start EXERCISE INPUTS

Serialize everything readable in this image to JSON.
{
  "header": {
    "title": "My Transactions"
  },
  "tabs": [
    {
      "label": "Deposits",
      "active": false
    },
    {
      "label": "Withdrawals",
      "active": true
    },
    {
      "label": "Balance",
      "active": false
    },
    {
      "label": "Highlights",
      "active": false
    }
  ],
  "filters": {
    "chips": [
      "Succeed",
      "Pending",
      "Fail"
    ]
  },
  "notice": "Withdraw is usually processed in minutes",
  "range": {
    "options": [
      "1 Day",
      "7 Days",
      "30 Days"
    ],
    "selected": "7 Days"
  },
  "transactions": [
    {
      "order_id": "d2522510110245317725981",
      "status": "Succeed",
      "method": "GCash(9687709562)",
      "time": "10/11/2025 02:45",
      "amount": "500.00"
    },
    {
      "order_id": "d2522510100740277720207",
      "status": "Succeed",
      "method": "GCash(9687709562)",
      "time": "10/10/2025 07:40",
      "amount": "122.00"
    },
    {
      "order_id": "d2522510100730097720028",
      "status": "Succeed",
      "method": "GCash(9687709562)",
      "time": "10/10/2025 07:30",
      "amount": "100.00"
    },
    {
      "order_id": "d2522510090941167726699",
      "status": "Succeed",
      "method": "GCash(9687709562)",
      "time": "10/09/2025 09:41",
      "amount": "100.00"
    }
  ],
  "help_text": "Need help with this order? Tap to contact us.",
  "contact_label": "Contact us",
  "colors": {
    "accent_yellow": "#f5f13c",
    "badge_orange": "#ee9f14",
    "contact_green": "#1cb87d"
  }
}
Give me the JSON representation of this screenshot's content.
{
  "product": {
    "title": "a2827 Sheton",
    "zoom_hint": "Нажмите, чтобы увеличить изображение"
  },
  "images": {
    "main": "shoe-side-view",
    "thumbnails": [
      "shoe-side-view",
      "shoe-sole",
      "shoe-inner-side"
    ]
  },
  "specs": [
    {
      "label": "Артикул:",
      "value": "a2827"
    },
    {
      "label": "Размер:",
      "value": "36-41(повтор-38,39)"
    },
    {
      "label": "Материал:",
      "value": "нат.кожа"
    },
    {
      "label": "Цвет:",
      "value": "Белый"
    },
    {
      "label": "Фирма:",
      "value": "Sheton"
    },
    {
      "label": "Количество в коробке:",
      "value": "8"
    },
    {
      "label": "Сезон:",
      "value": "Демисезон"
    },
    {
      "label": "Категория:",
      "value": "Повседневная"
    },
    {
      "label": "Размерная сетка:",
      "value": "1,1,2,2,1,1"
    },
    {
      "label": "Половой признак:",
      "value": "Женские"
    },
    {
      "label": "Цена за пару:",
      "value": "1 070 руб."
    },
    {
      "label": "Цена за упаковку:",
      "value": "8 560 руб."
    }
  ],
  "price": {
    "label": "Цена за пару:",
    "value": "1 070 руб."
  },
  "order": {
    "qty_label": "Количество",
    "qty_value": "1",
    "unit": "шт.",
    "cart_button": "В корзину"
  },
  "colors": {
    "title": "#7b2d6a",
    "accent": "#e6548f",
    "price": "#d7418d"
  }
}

end EXERCISE INPUTS

**WHAT TO DO:**
Show every line above in which the word "this" occurs.

**COMPLETE RESPONSE:**
Serialize everything readable in this image to JSON.
  "help_text": "Need help with this order? Tap to contact us.",
Give me the JSON representation of this screenshot's content.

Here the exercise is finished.